**GIVEN EXERCISE:** Show all lines that include the string "General"; copy each one.

== PROVIDED ENTRIES

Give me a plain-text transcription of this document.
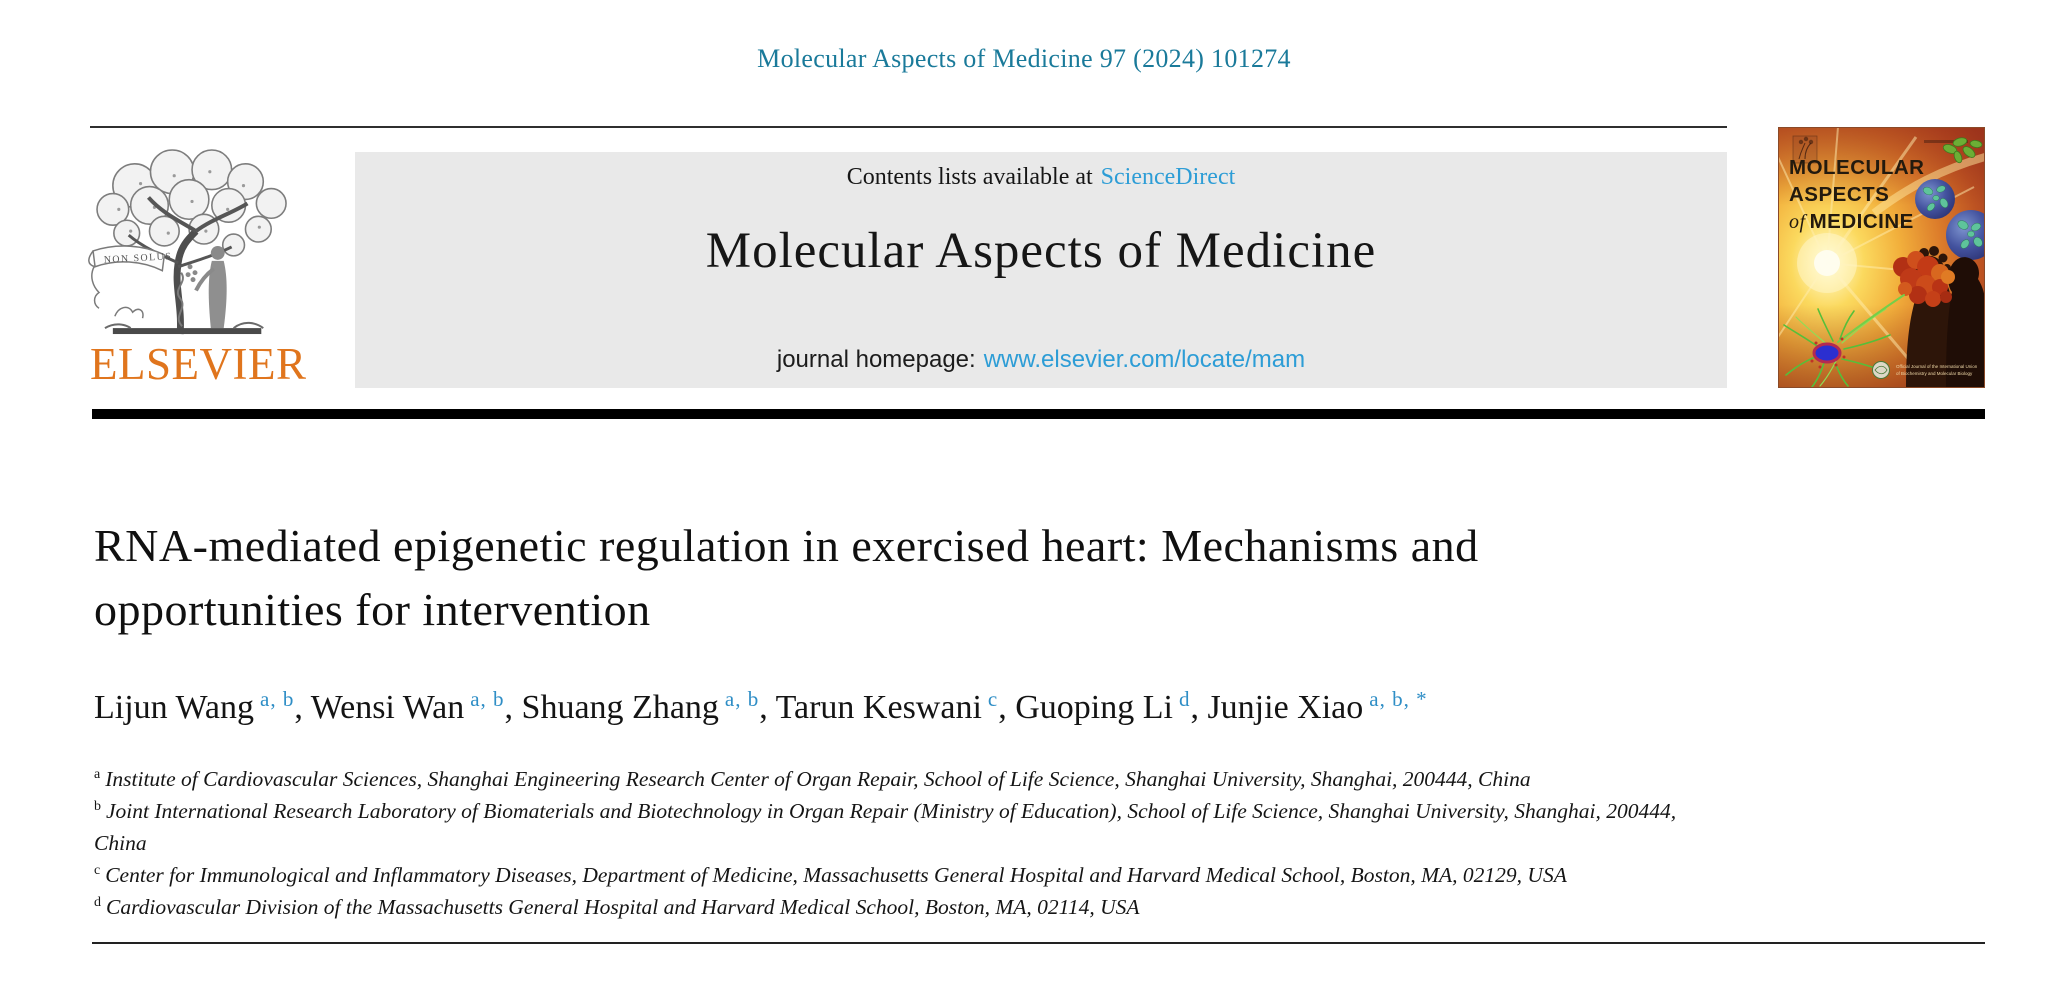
Molecular Aspects of Medicine 97 (2024) 101274
NON SOLUS
ELSEVIER
Contents lists available at ScienceDirect
Molecular Aspects of Medicine
journal homepage: www.elsevier.com/locate/mam
MOLECULAR
ASPECTS
of MEDICINE
Official Journal of the International Union
of Biochemistry and Molecular Biology
RNA-mediated epigenetic regulation in exercised heart: Mechanisms and
opportunities for intervention
Lijun Wang $^{a, b}$, Wensi Wan $^{a, b}$, Shuang Zhang $^{a, b}$, Tarun Keswani $^c$, Guoping Li $^d$, Junjie Xiao $^{a, b, *}$
$^a$ Institute of Cardiovascular Sciences, Shanghai Engineering Research Center of Organ Repair, School of Life Science, Shanghai University, Shanghai, 200444, China
$^b$ Joint International Research Laboratory of Biomaterials and Biotechnology in Organ Repair (Ministry of Education), School of Life Science, Shanghai University, Shanghai, 200444, China
$^c$ Center for Immunological and Inflammatory Diseases, Department of Medicine, Massachusetts General Hospital and Harvard Medical School, Boston, MA, 02129, USA
$^d$ Cardiovascular Division of the Massachusetts General Hospital and Harvard Medical School, Boston, MA, 02114, USA
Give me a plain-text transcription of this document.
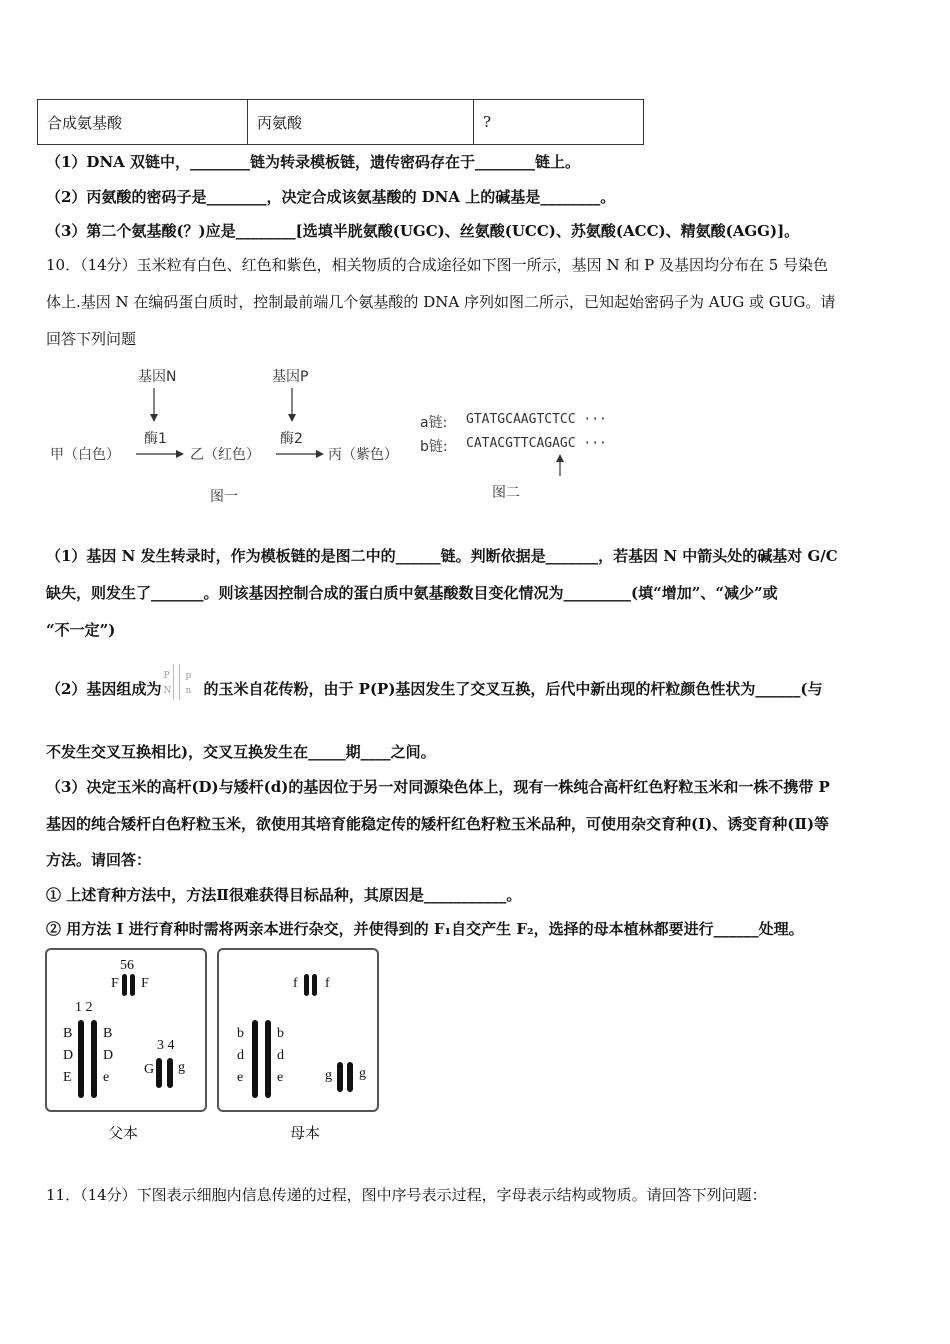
合成氨基酸	丙氨酸	?
（1）DNA 双链中，________链为转录模板链，遗传密码存在于________链上。
（2）丙氨酸的密码子是________，决定合成该氨基酸的 DNA 上的碱基是________。
（3）第二个氨基酸(？)应是________[选填半胱氨酸(UGC)、丝氨酸(UCC)、苏氨酸(ACC)、精氨酸(AGG)]。
10．（14分）玉米粒有白色、红色和紫色，相关物质的合成途径如下图一所示，基因 N 和 P 及基因均分布在 5 号染色
体上.基因 N 在编码蛋白质时，控制最前端几个氨基酸的 DNA 序列如图二所示，已知起始密码子为 AUG 或 GUG。请
回答下列问题
基因N	基因P
酶1	酶2
甲（白色）	乙（红色）	丙（紫色）
图一
a链: GTATGCAAGTCTCC ···
b链: CATACGTTCAGAGC ···
图二
（1）基因 N 发生转录时，作为模板链的是图二中的______链。判断依据是_______，若基因 N 中箭头处的碱基对 G/C
缺失，则发生了_______。则该基因控制合成的蛋白质中氨基酸数目变化情况为_________(填“增加”、“减少”或
“不一定”)
（2）基因组成为
P
N
p
n 的玉米自花传粉，由于 P(P)基因发生了交叉互换，后代中新出现的杆粒颜色性状为______(与
不发生交叉互换相比)，交叉互换发生在_____期____之间。
（3）决定玉米的高杆(D)与矮杆(d)的基因位于另一对同源染色体上，现有一株纯合高杆红色籽粒玉米和一株不携带 P
基因的纯合矮杆白色籽粒玉米，欲使用其培育能稳定传的矮杆红色籽粒玉米品种，可使用杂交育种(I)、诱变育种(Ⅱ)等
方法。请回答：
① 上述育种方法中，方法Ⅱ很难获得目标品种，其原因是___________。
② 用方法 I 进行育种时需将两亲本进行杂交，并使得到的 F₁自交产生 F₂，选择的母本植林都要进行______处理。
56
F F
1 2
B
D
E
B
D
e
3 4
G g
父本
f f
b
d
e
b
d
e	g g
母本
11．（14分）下图表示细胞内信息传递的过程，图中序号表示过程，字母表示结构或物质。请回答下列问题：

====

**OUTPUT BELOW:**
$^c$ Center for Immunological and Inflammatory Diseases, Department of Medicine, Massachusetts General Hospital and Harvard Medical School, Boston, MA, 02129, USA
$^d$ Cardiovascular Division of the Massachusetts General Hospital and Harvard Medical School, Boston, MA, 02114, USA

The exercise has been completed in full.